▶ _Provided passage_:
LLM

GPTQ LLM Leaderboard Report #1

With tons of open-source large language models coming every single day, its hard to keep track.

hgloow

Jul 6, 2023 • 1 min read

Image generated by Stable Diffusion

In this blog series, I'll be sharing performance results for a bunch of LLMs that were assessed using EleutherAI's Language Model Evaluation Harness. The models were mainly sourced from HuggingFace. I also note all of the results to my excel. Tell me what GPTQ or 4-bit models should I test for the next LLM blog.

Tasks

I'm using GPT4All standard of tasks (no shot) which include

BoolQ
PIQA
HellaSwag
WinoGrande
ARC-e and ARC-c (AI2's Reasoning Challenge)
OBQA (OpenBook QA)

▶ _Dataset_:
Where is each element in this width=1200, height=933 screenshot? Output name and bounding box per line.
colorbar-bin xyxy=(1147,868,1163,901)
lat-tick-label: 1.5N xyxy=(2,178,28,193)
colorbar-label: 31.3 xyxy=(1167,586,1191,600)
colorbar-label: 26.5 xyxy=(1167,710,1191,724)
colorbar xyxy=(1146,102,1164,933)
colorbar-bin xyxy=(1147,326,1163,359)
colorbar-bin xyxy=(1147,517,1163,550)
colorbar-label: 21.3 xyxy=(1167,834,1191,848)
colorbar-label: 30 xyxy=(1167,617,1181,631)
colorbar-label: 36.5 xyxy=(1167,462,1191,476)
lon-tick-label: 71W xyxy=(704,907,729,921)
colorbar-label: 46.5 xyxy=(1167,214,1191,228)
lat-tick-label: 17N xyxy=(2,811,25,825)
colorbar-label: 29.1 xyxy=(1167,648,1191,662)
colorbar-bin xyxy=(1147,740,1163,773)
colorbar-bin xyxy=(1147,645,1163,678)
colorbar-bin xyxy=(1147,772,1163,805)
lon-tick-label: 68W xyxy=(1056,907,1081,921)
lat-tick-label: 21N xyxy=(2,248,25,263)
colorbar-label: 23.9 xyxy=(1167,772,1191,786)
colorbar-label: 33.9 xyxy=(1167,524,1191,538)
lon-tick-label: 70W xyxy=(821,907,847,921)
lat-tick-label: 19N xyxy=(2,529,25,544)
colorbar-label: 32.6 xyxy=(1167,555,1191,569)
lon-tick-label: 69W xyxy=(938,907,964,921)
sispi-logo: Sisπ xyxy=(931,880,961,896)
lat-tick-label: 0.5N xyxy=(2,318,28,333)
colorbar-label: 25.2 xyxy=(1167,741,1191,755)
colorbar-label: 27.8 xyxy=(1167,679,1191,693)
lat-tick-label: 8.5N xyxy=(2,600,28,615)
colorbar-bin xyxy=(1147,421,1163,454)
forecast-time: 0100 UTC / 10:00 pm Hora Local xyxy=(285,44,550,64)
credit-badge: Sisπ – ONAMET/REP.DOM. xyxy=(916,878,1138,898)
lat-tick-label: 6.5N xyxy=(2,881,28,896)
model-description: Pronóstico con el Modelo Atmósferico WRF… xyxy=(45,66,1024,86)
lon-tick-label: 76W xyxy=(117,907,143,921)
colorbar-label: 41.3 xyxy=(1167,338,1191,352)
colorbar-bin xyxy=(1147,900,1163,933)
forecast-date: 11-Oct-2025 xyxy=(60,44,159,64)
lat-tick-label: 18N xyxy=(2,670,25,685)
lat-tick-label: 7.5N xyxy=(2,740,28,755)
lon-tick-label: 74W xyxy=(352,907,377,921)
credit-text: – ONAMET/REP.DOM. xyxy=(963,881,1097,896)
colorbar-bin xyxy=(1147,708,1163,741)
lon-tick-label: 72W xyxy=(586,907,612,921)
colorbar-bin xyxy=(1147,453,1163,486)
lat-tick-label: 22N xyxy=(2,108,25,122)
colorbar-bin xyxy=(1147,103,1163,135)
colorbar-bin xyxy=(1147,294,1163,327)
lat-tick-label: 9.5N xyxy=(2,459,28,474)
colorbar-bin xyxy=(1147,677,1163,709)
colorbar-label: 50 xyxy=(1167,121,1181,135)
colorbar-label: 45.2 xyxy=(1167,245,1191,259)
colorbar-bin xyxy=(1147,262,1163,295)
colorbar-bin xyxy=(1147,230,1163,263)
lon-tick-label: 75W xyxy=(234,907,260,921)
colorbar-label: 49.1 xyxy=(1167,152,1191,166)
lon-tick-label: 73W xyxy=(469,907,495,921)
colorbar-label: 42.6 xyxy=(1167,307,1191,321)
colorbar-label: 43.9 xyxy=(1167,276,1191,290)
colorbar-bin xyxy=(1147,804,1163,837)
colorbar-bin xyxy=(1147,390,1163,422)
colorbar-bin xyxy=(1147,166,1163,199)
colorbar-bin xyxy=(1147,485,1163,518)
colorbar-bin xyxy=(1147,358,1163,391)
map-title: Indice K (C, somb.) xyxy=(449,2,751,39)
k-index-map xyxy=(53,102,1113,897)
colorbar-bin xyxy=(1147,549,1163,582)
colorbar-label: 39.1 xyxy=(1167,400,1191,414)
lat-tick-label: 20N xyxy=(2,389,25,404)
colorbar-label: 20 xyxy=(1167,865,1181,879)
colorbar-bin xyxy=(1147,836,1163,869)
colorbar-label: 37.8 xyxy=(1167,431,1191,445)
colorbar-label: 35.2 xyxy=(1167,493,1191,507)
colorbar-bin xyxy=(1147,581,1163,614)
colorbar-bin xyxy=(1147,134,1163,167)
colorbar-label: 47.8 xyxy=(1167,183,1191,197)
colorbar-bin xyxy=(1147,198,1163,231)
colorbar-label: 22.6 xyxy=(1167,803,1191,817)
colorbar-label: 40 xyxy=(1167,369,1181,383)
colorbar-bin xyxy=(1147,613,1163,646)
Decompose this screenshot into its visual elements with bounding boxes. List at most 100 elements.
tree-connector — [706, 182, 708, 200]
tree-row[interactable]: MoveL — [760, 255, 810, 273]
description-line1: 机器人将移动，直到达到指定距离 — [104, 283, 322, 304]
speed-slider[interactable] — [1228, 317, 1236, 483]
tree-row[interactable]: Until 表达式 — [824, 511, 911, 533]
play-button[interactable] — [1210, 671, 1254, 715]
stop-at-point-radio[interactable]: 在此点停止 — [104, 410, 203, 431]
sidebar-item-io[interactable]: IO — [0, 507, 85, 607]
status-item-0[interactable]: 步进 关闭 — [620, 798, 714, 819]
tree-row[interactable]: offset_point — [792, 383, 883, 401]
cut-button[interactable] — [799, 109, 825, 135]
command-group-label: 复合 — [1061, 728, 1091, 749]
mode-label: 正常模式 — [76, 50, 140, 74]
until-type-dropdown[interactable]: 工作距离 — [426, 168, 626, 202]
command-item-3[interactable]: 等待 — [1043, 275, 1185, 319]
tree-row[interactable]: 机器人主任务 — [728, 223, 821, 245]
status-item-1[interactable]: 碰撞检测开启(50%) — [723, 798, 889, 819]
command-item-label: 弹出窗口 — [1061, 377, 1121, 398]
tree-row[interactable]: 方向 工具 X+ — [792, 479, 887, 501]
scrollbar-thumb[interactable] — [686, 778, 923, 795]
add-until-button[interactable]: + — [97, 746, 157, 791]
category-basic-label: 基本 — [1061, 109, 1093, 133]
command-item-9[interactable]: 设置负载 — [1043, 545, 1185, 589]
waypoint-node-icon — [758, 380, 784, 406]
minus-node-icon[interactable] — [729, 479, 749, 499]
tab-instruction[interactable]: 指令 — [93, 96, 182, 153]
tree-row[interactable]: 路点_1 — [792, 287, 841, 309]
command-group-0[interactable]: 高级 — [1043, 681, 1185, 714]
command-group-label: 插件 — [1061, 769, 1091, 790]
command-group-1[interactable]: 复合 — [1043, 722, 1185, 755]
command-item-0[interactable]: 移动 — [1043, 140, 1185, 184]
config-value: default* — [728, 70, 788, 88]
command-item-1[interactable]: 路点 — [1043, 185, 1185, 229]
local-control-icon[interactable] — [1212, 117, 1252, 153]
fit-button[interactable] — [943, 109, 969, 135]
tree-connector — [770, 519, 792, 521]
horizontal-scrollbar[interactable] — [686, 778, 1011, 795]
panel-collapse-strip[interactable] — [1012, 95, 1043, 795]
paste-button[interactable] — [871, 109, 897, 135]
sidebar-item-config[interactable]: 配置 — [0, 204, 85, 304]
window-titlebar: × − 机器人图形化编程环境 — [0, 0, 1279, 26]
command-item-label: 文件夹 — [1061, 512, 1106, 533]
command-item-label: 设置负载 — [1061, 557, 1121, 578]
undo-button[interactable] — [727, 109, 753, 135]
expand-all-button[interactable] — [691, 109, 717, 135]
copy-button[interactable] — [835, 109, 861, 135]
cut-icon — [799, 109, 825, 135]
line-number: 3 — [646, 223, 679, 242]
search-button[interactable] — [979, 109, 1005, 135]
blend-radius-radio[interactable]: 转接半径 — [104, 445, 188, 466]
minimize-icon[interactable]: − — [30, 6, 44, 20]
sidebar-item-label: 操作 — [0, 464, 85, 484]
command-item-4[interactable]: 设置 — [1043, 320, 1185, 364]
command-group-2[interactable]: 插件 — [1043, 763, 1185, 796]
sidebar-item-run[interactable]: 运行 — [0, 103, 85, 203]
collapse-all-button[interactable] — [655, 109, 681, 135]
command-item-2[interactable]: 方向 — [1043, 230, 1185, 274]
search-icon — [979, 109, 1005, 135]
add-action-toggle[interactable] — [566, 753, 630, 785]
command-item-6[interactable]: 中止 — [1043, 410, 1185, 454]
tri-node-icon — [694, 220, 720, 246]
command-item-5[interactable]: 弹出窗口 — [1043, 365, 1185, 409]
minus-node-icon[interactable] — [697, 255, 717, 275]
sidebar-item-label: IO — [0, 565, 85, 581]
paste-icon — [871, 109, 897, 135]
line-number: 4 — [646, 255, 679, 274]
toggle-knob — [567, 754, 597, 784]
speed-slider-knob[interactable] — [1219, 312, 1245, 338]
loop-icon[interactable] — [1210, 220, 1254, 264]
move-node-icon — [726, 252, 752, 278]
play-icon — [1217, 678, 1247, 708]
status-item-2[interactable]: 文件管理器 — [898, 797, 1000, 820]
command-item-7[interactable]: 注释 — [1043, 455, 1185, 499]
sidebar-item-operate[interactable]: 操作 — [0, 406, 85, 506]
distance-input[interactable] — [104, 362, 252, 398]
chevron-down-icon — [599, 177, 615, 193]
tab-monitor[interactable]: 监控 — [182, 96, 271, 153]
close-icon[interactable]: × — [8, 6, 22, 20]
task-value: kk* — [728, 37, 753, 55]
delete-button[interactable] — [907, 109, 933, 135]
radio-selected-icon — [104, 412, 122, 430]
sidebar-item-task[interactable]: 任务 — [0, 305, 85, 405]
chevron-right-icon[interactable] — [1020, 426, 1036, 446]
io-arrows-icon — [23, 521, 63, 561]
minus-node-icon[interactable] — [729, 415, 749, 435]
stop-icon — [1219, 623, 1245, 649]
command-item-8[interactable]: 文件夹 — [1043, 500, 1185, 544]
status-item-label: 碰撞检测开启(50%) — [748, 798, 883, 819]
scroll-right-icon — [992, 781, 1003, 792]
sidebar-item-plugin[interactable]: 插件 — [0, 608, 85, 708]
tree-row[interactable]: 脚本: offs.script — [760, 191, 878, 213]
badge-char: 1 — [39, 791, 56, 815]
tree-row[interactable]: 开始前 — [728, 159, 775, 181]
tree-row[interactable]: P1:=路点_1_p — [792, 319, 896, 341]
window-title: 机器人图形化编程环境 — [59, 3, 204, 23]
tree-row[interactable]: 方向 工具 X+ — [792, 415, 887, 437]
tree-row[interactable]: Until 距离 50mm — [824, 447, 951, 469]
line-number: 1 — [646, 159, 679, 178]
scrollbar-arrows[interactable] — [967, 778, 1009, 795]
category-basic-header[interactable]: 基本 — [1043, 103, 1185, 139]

▶ _Things to do_:
(1) In the leaderboard report, what tool was used to assess the models?
(2) Reproduce the part of the leaderboard report that opens with the words containing "Image generated by" and closes with "(AI2's Reasoning Challenge)".
The data stands apart from the leaderboard report and is not connected to it.

▶ _Solutions to each task_:
(1) EleutherAI's Language Model Evaluation Harness.

(2)
Image generated by Stable Diffusion

In this blog series, I'll be sharing performance results for a bunch of LLMs that were assessed using EleutherAI's Language Model Evaluation Harness. The models were mainly sourced from HuggingFace. I also note all of the results to my excel. Tell me what GPTQ or 4-bit models should I test for the next LLM blog.

Tasks

I'm using GPT4All standard of tasks (no shot) which include

BoolQ
PIQA
HellaSwag
WinoGrande
ARC-e and ARC-c (AI2's Reasoning Challenge)